══ Exercise material

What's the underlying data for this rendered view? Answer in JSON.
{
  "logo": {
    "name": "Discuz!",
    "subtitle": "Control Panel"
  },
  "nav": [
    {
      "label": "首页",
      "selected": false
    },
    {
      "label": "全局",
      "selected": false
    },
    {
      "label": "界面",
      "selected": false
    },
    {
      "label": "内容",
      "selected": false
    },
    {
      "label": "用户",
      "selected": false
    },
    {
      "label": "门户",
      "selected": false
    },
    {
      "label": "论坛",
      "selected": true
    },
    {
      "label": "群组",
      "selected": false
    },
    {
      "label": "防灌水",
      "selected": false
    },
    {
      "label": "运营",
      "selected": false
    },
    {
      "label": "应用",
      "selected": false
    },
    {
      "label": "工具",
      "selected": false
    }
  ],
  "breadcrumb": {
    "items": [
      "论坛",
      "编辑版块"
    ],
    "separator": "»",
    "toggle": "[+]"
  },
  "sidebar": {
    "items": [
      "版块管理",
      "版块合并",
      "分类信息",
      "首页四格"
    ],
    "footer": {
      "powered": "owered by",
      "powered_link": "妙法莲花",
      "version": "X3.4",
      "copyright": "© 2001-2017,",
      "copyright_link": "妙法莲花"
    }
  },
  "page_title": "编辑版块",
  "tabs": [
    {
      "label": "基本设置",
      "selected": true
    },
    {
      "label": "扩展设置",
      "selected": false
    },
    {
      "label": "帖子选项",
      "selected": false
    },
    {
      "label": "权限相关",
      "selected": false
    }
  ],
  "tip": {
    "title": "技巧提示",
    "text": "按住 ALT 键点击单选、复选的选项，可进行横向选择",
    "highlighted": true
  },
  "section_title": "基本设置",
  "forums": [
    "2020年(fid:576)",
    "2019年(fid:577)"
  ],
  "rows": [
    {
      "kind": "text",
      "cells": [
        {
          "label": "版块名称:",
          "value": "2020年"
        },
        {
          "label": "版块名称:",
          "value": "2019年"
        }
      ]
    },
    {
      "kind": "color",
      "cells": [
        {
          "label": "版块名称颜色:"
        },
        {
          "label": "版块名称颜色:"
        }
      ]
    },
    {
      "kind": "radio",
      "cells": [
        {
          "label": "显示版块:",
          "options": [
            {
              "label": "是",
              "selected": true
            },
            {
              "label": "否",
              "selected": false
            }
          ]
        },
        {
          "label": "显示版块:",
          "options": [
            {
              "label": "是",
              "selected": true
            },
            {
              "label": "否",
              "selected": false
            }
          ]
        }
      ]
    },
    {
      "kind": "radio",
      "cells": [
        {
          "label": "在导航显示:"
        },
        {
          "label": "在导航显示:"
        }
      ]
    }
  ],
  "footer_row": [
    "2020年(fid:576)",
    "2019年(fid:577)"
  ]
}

════

__Short task__. Return the full listing, character for character.

__Full output__.
What's the underlying data for this rendered view? Answer in JSON.
{
  "logo": {
    "name": "Discuz!",
    "subtitle": "Control Panel"
  },
  "nav": [
    {
      "label": "首页",
      "selected": false
    },
    {
      "label": "全局",
      "selected": false
    },
    {
      "label": "界面",
      "selected": false
    },
    {
      "label": "内容",
      "selected": false
    },
    {
      "label": "用户",
      "selected": false
    },
    {
      "label": "门户",
      "selected": false
    },
    {
      "label": "论坛",
      "selected": true
    },
    {
      "label": "群组",
      "selected": false
    },
    {
      "label": "防灌水",
      "selected": false
    },
    {
      "label": "运营",
      "selected": false
    },
    {
      "label": "应用",
      "selected": false
    },
    {
      "label": "工具",
      "selected": false
    }
  ],
  "breadcrumb": {
    "items": [
      "论坛",
      "编辑版块"
    ],
    "separator": "»",
    "toggle": "[+]"
  },
  "sidebar": {
    "items": [
      "版块管理",
      "版块合并",
      "分类信息",
      "首页四格"
    ],
    "footer": {
      "powered": "owered by",
      "powered_link": "妙法莲花",
      "version": "X3.4",
      "copyright": "© 2001-2017,",
      "copyright_link": "妙法莲花"
    }
  },
  "page_title": "编辑版块",
  "tabs": [
    {
      "label": "基本设置",
      "selected": true
    },
    {
      "label": "扩展设置",
      "selected": false
    },
    {
      "label": "帖子选项",
      "selected": false
    },
    {
      "label": "权限相关",
      "selected": false
    }
  ],
  "tip": {
    "title": "技巧提示",
    "text": "按住 ALT 键点击单选、复选的选项，可进行横向选择",
    "highlighted": true
  },
  "section_title": "基本设置",
  "forums": [
    "2020年(fid:576)",
    "2019年(fid:577)"
  ],
  "rows": [
    {
      "kind": "text",
      "cells": [
        {
          "label": "版块名称:",
          "value": "2020年"
        },
        {
          "label": "版块名称:",
          "value": "2019年"
        }
      ]
    },
    {
      "kind": "color",
      "cells": [
        {
          "label": "版块名称颜色:"
        },
        {
          "label": "版块名称颜色:"
        }
      ]
    },
    {
      "kind": "radio",
      "cells": [
        {
          "label": "显示版块:",
          "options": [
            {
              "label": "是",
              "selected": true
            },
            {
              "label": "否",
              "selected": false
            }
          ]
        },
        {
          "label": "显示版块:",
          "options": [
            {
              "label": "是",
              "selected": true
            },
            {
              "label": "否",
              "selected": false
            }
          ]
        }
      ]
    },
    {
      "kind": "radio",
      "cells": [
        {
          "label": "在导航显示:"
        },
        {
          "label": "在导航显示:"
        }
      ]
    }
  ],
  "footer_row": [
    "2020年(fid:576)",
    "2019年(fid:577)"
  ]
}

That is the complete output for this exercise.